Collection entries:
## START

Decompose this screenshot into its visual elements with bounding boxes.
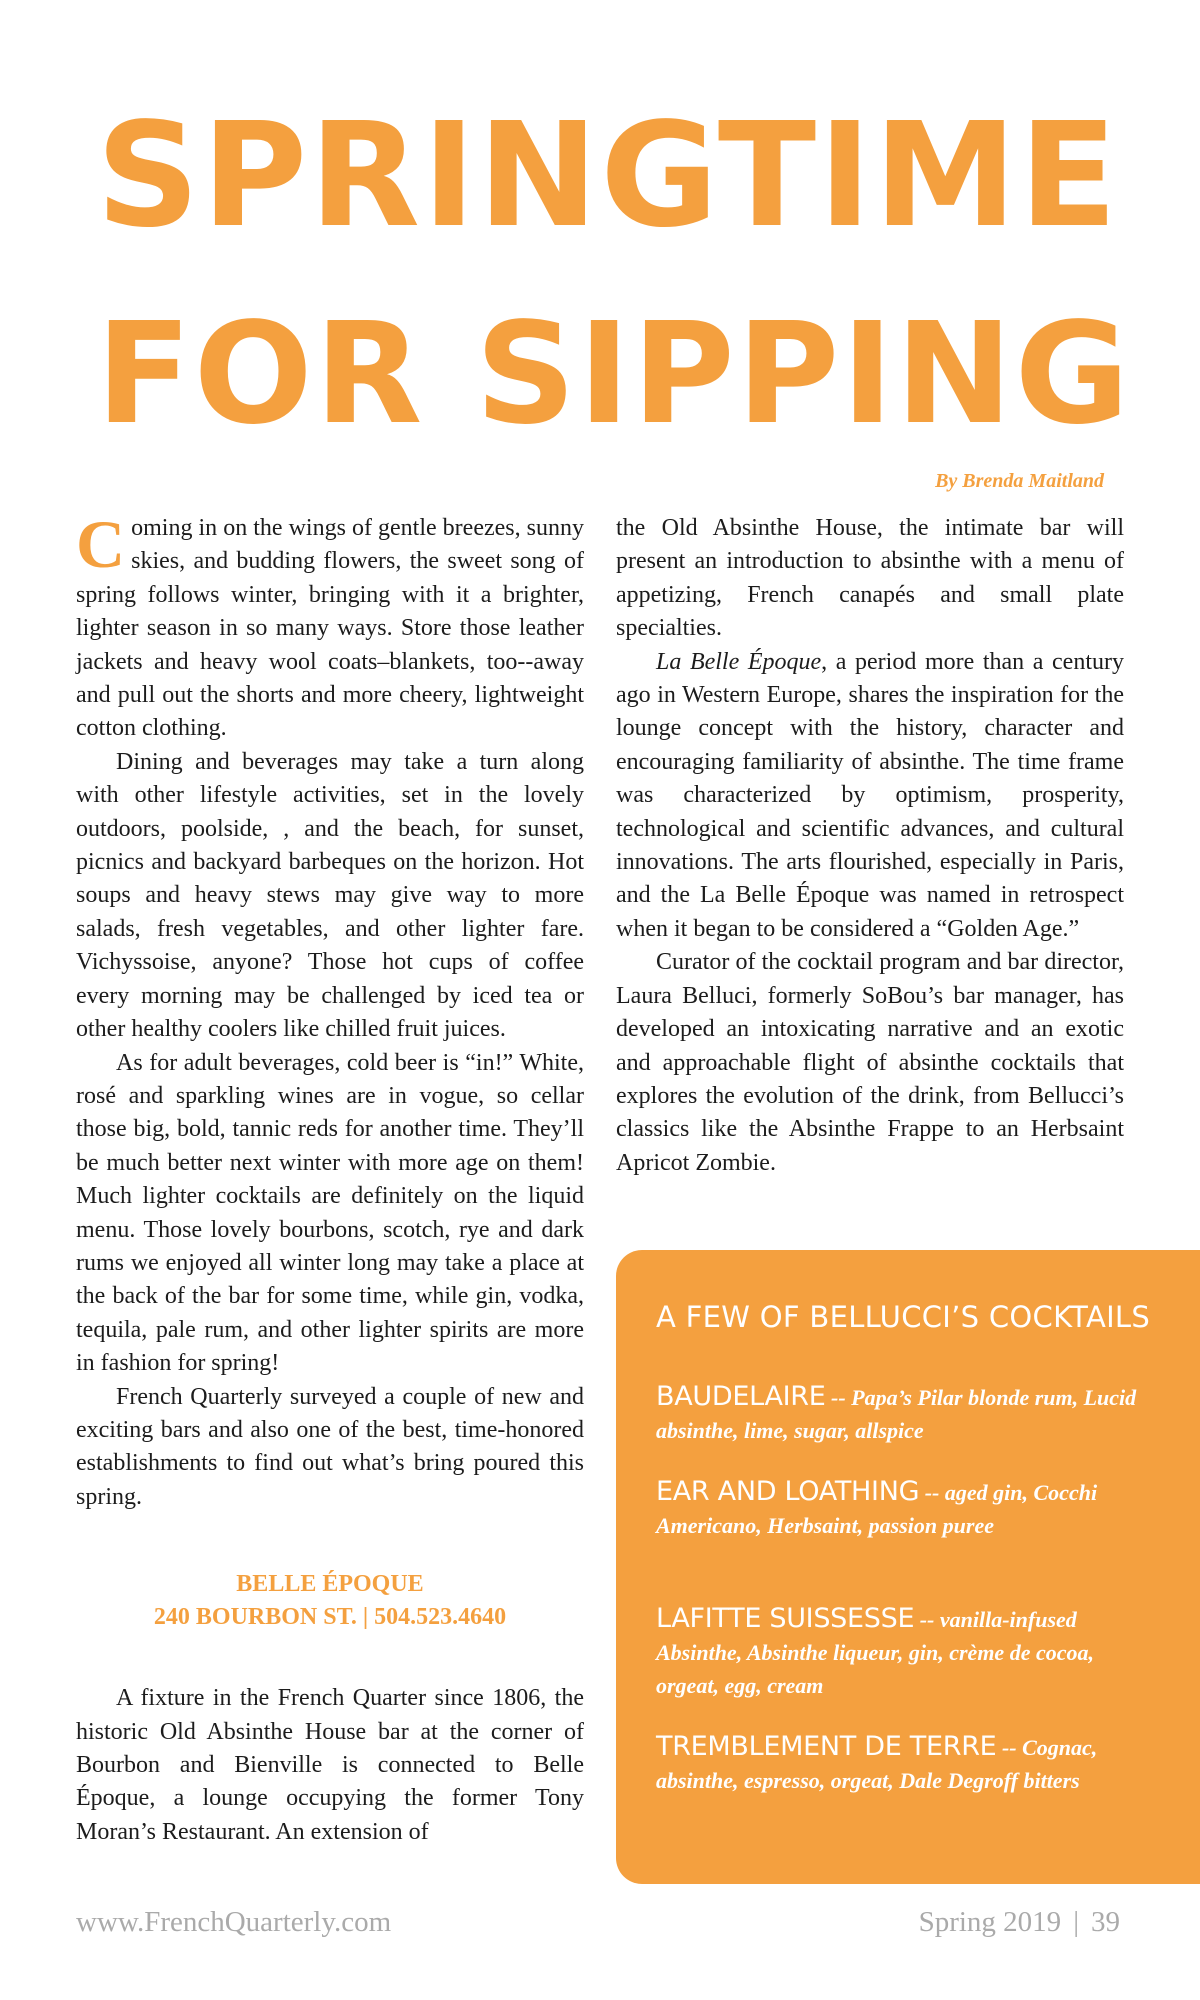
cocktail-name: LAFITTE SUISSESSE: [656, 1603, 915, 1634]
footer-issue-info: [919, 1906, 1120, 1939]
article-paragraph: As for adult beverages, cold beer is “in!” White, rosé and sparkling wines are in vogue, so cellar those big, bold, tannic reds for another time. They’ll be much better next winter with more age on them! Much lighter cocktails are definitely on the liquid menu. Those lovely bourbons, scotch, rye and dark rums we enjoyed all winter long may take a place at the back of the bar for some time, while gin, vodka, tequila, pale rum, and other lighter spirits are more in fashion for spring!: [76, 1049, 584, 1377]
venue-name: BELLE ÉPOQUE: [236, 1571, 424, 1598]
article-paragraph: the Old Absinthe House, the intimate bar will present an introduction to absinthe with a menu of appetizing, French canapés and small plate specialties.: [616, 515, 1124, 642]
cocktail-name: BAUDELAIRE: [656, 1381, 826, 1412]
headline-line-1: SPRINGTIME: [96, 91, 1120, 259]
cocktail-ingredients: -- Cognac, absinthe, espresso, orgeat, Dale Degroff bitters: [656, 1735, 1098, 1793]
cocktail-item: [656, 1380, 1146, 1447]
cocktail-item: [656, 1730, 1146, 1797]
venue-heading: [76, 1568, 584, 1634]
article-paragraph: Dining and beverages may take a turn along with other lifestyle activities, set in the lovely outdoors, poolside, , and the beach, for sunset, picnics and backyard barbeques on the horizon. Hot soups and heavy stews may give way to more salads, fresh vegetables, and other lighter fare. Vichyssoise, anyone? Those hot cups of coffee every morning may be challenged by iced tea or other healthy coolers like chilled fruit juices.: [76, 748, 584, 1043]
cocktail-item: [656, 1602, 1146, 1702]
footer-page-number: 39: [1091, 1906, 1120, 1938]
article-paragraph: French Quarterly surveyed a couple of new and exciting bars and also one of the best, time-honored establishments to find out what’s bring poured this spring.: [76, 1383, 584, 1510]
footer-website: www.FrenchQuarterly.com: [76, 1906, 392, 1938]
article-column-left: [76, 506, 584, 1849]
cocktail-ingredients: -- vanilla-infused Absinthe, Absinthe liqueur, gin, crème de cocoa, orgeat, egg, cream: [656, 1607, 1094, 1698]
cocktail-name: EAR AND LOATHING: [656, 1476, 920, 1507]
headline-line-2: FOR SIPPING: [96, 293, 1132, 456]
cocktails-sidebar: [616, 1250, 1200, 1884]
paragraph-text: , a period more than a century ago in Western Europe, shares the inspiration for the lounge concept with the history, character and encouraging familiarity of absinthe. The time frame was characterized by optimism, prosperity, technological and scientific advances, and cultural innovations. The arts flourished, especially in Paris, and the La Belle Époque was named in retrospect when it began to be considered a “Golden Age.”: [616, 648, 1124, 942]
footer-issue: Spring 2019: [918, 1906, 1062, 1938]
footer-separator: |: [1073, 1906, 1079, 1938]
cocktail-ingredients: -- aged gin, Cocchi Americano, Herbsaint, passion puree: [656, 1480, 1098, 1538]
venue-address: 240 BOURBON ST. | 504.523.4640: [153, 1604, 507, 1631]
byline: By Brenda Maitland: [935, 470, 1104, 492]
cocktail-name: TREMBLEMENT DE TERRE: [656, 1731, 997, 1762]
article-column-right: [616, 512, 1124, 1180]
intro-text: oming in on the wings of gentle breezes, sunny skies, and budding flowers, the sweet song of spring follows winter, bringing with it a brighter, lighter season in so many ways. Store those leather jackets and heavy wool coats–blankets, too--away and pull out the shorts and more cheery, lightweight cotton clothing.: [76, 515, 584, 742]
cocktail-item: [656, 1475, 1146, 1542]
article-paragraph: A fixture in the French Quarter since 1806, the historic Old Absinthe House bar at the corner of Bourbon and Bienville is connected to Belle Époque, a lounge occupying the former Tony Moran’s Restaurant. An extension of: [76, 1685, 584, 1845]
article-paragraph: [616, 646, 1124, 947]
italic-term: La Belle Époque: [656, 648, 822, 675]
cocktail-ingredients: -- Papa’s Pilar blonde rum, Lucid absinthe, lime, sugar, allspice: [656, 1385, 1137, 1443]
sidebar-heading: A FEW OF BELLUCCI’S COCKTAILS: [656, 1300, 1151, 1334]
drop-cap: C: [76, 506, 126, 582]
article-paragraph-intro: [76, 506, 584, 746]
article-paragraph: Curator of the cocktail program and bar director, Laura Belluci, formerly SoBou’s bar manager, has developed an intoxicating narrative and an exotic and approachable flight of absinthe cocktails that explores the evolution of the drink, from Bellucci’s classics like the Absinthe Frappe to an Herbsaint Apricot Zombie.: [616, 949, 1124, 1176]
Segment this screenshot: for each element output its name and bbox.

## END

> GIVEN INSTRUCTION:
Copy every row above word for word, but leave out the pictures.

> EXERCISE RESPONSE:
Decompose this screenshot into its visual elements with bounding boxes.
cocktail-name: LAFITTE SUISSESSE: [656, 1603, 915, 1634]
footer-issue-info: [919, 1906, 1120, 1939]
article-paragraph: As for adult beverages, cold beer is “in!” White, rosé and sparkling wines are in vogue, so cellar those big, bold, tannic reds for another time. They’ll be much better next winter with more age on them! Much lighter cocktails are definitely on the liquid menu. Those lovely bourbons, scotch, rye and dark rums we enjoyed all winter long may take a place at the back of the bar for some time, while gin, vodka, tequila, pale rum, and other lighter spirits are more in fashion for spring!: [76, 1049, 584, 1377]
venue-name: BELLE ÉPOQUE: [236, 1571, 424, 1598]
article-paragraph: the Old Absinthe House, the intimate bar will present an introduction to absinthe with a menu of appetizing, French canapés and small plate specialties.: [616, 515, 1124, 642]
cocktail-name: BAUDELAIRE: [656, 1381, 826, 1412]
headline-line-1: SPRINGTIME: [96, 91, 1120, 259]
cocktail-ingredients: -- Cognac, absinthe, espresso, orgeat, Dale Degroff bitters: [656, 1735, 1098, 1793]
cocktail-item: [656, 1380, 1146, 1447]
cocktail-item: [656, 1730, 1146, 1797]
venue-heading: [76, 1568, 584, 1634]
article-paragraph: Dining and beverages may take a turn along with other lifestyle activities, set in the lovely outdoors, poolside, , and the beach, for sunset, picnics and backyard barbeques on the horizon. Hot soups and heavy stews may give way to more salads, fresh vegetables, and other lighter fare. Vichyssoise, anyone? Those hot cups of coffee every morning may be challenged by iced tea or other healthy coolers like chilled fruit juices.: [76, 748, 584, 1043]
cocktail-item: [656, 1602, 1146, 1702]
footer-page-number: 39: [1091, 1906, 1120, 1938]
article-paragraph: French Quarterly surveyed a couple of new and exciting bars and also one of the best, time-honored establishments to find out what’s bring poured this spring.: [76, 1383, 584, 1510]
footer-website: www.FrenchQuarterly.com: [76, 1906, 392, 1938]
article-column-left: [76, 506, 584, 1849]
cocktail-ingredients: -- vanilla-infused Absinthe, Absinthe liqueur, gin, crème de cocoa, orgeat, egg, cream: [656, 1607, 1094, 1698]
cocktail-name: EAR AND LOATHING: [656, 1476, 920, 1507]
headline-line-2: FOR SIPPING: [96, 293, 1132, 456]
cocktails-sidebar: [616, 1250, 1200, 1884]
paragraph-text: , a period more than a century ago in Western Europe, shares the inspiration for the lounge concept with the history, character and encouraging familiarity of absinthe. The time frame was characterized by optimism, prosperity, technological and scientific advances, and cultural innovations. The arts flourished, especially in Paris, and the La Belle Époque was named in retrospect when it began to be considered a “Golden Age.”: [616, 648, 1124, 942]
footer-issue: Spring 2019: [918, 1906, 1062, 1938]
footer-separator: |: [1073, 1906, 1079, 1938]
cocktail-ingredients: -- aged gin, Cocchi Americano, Herbsaint, passion puree: [656, 1480, 1098, 1538]
venue-address: 240 BOURBON ST. | 504.523.4640: [153, 1604, 507, 1631]
byline: By Brenda Maitland: [935, 470, 1104, 492]
cocktail-name: TREMBLEMENT DE TERRE: [656, 1731, 997, 1762]
article-column-right: [616, 512, 1124, 1180]
intro-text: oming in on the wings of gentle breezes, sunny skies, and budding flowers, the sweet song of spring follows winter, bringing with it a brighter, lighter season in so many ways. Store those leather jackets and heavy wool coats–blankets, too--away and pull out the shorts and more cheery, lightweight cotton clothing.: [76, 515, 584, 742]
cocktail-item: [656, 1475, 1146, 1542]
article-paragraph: A fixture in the French Quarter since 1806, the historic Old Absinthe House bar at the corner of Bourbon and Bienville is connected to Belle Époque, a lounge occupying the former Tony Moran’s Restaurant. An extension of: [76, 1685, 584, 1845]
article-paragraph: [616, 646, 1124, 947]
italic-term: La Belle Époque: [656, 648, 822, 675]
cocktail-ingredients: -- Papa’s Pilar blonde rum, Lucid absinthe, lime, sugar, allspice: [656, 1385, 1137, 1443]
sidebar-heading: A FEW OF BELLUCCI’S COCKTAILS: [656, 1300, 1151, 1334]
drop-cap: C: [76, 506, 126, 582]
article-paragraph-intro: [76, 506, 584, 746]
article-paragraph: Curator of the cocktail program and bar director, Laura Belluci, formerly SoBou’s bar manager, has developed an intoxicating narrative and an exotic and approachable flight of absinthe cocktails that explores the evolution of the drink, from Bellucci’s classics like the Absinthe Frappe to an Herbsaint Apricot Zombie.: [616, 949, 1124, 1176]
Segment this screenshot: for each element output its name and bbox.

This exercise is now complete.